Given task: Will you give the material below again, every line exactly as it is?

-- begin Items --

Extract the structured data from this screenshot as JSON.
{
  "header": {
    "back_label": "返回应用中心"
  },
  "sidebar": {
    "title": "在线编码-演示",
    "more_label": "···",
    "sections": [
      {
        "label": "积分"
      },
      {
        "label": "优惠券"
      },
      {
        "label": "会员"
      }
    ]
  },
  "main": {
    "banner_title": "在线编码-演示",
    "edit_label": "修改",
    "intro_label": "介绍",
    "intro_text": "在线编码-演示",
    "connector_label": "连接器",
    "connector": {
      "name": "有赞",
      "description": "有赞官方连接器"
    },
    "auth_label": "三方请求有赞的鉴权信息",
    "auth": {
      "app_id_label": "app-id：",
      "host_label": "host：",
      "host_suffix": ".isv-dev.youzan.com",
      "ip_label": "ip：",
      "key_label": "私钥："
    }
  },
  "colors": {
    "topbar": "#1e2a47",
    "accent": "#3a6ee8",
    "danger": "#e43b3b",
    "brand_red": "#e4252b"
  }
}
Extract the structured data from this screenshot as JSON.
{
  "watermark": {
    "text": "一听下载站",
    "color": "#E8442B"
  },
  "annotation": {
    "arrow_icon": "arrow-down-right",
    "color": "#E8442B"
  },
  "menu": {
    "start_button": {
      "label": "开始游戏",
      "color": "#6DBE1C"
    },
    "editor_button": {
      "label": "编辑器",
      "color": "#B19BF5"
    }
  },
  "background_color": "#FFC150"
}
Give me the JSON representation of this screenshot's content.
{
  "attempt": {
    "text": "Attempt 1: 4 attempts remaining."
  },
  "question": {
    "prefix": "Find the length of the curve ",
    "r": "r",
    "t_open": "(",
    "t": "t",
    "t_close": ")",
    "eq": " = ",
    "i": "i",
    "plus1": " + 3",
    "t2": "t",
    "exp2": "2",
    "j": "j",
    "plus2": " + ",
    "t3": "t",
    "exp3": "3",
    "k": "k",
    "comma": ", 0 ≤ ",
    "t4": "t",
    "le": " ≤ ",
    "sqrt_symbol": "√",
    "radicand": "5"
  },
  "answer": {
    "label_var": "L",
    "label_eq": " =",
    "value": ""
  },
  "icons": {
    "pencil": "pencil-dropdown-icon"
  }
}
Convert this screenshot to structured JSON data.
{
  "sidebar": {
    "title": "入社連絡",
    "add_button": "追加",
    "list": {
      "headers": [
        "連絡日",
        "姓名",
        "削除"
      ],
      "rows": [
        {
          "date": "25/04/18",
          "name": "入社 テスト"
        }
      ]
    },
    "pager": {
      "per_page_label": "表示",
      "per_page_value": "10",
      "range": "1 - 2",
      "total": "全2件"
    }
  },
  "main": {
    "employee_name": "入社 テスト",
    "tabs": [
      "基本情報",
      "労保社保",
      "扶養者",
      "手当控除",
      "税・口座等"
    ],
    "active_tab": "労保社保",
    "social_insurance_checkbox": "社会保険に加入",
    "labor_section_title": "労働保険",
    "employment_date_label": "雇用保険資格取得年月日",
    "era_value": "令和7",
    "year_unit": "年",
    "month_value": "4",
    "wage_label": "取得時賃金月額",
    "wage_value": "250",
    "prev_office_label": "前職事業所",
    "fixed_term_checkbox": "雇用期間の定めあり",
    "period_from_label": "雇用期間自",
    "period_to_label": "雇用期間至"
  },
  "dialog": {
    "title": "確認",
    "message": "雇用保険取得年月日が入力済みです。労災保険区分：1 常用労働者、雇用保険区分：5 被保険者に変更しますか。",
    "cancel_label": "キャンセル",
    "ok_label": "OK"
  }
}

-- end Items --

Problem solution:
Extract the structured data from this screenshot as JSON.
{
  "header": {
    "back_label": "返回应用中心"
  },
  "sidebar": {
    "title": "在线编码-演示",
    "more_label": "···",
    "sections": [
      {
        "label": "积分"
      },
      {
        "label": "优惠券"
      },
      {
        "label": "会员"
      }
    ]
  },
  "main": {
    "banner_title": "在线编码-演示",
    "edit_label": "修改",
    "intro_label": "介绍",
    "intro_text": "在线编码-演示",
    "connector_label": "连接器",
    "connector": {
      "name": "有赞",
      "description": "有赞官方连接器"
    },
    "auth_label": "三方请求有赞的鉴权信息",
    "auth": {
      "app_id_label": "app-id：",
      "host_label": "host：",
      "host_suffix": ".isv-dev.youzan.com",
      "ip_label": "ip：",
      "key_label": "私钥："
    }
  },
  "colors": {
    "topbar": "#1e2a47",
    "accent": "#3a6ee8",
    "danger": "#e43b3b",
    "brand_red": "#e4252b"
  }
}
Extract the structured data from this screenshot as JSON.
{
  "watermark": {
    "text": "一听下载站",
    "color": "#E8442B"
  },
  "annotation": {
    "arrow_icon": "arrow-down-right",
    "color": "#E8442B"
  },
  "menu": {
    "start_button": {
      "label": "开始游戏",
      "color": "#6DBE1C"
    },
    "editor_button": {
      "label": "编辑器",
      "color": "#B19BF5"
    }
  },
  "background_color": "#FFC150"
}
Give me the JSON representation of this screenshot's content.
{
  "attempt": {
    "text": "Attempt 1: 4 attempts remaining."
  },
  "question": {
    "prefix": "Find the length of the curve ",
    "r": "r",
    "t_open": "(",
    "t": "t",
    "t_close": ")",
    "eq": " = ",
    "i": "i",
    "plus1": " + 3",
    "t2": "t",
    "exp2": "2",
    "j": "j",
    "plus2": " + ",
    "t3": "t",
    "exp3": "3",
    "k": "k",
    "comma": ", 0 ≤ ",
    "t4": "t",
    "le": " ≤ ",
    "sqrt_symbol": "√",
    "radicand": "5"
  },
  "answer": {
    "label_var": "L",
    "label_eq": " =",
    "value": ""
  },
  "icons": {
    "pencil": "pencil-dropdown-icon"
  }
}
Convert this screenshot to structured JSON data.
{
  "sidebar": {
    "title": "入社連絡",
    "add_button": "追加",
    "list": {
      "headers": [
        "連絡日",
        "姓名",
        "削除"
      ],
      "rows": [
        {
          "date": "25/04/18",
          "name": "入社 テスト"
        }
      ]
    },
    "pager": {
      "per_page_label": "表示",
      "per_page_value": "10",
      "range": "1 - 2",
      "total": "全2件"
    }
  },
  "main": {
    "employee_name": "入社 テスト",
    "tabs": [
      "基本情報",
      "労保社保",
      "扶養者",
      "手当控除",
      "税・口座等"
    ],
    "active_tab": "労保社保",
    "social_insurance_checkbox": "社会保険に加入",
    "labor_section_title": "労働保険",
    "employment_date_label": "雇用保険資格取得年月日",
    "era_value": "令和7",
    "year_unit": "年",
    "month_value": "4",
    "wage_label": "取得時賃金月額",
    "wage_value": "250",
    "prev_office_label": "前職事業所",
    "fixed_term_checkbox": "雇用期間の定めあり",
    "period_from_label": "雇用期間自",
    "period_to_label": "雇用期間至"
  },
  "dialog": {
    "title": "確認",
    "message": "雇用保険取得年月日が入力済みです。労災保険区分：1 常用労働者、雇用保険区分：5 被保険者に変更しますか。",
    "cancel_label": "キャンセル",
    "ok_label": "OK"
  }
}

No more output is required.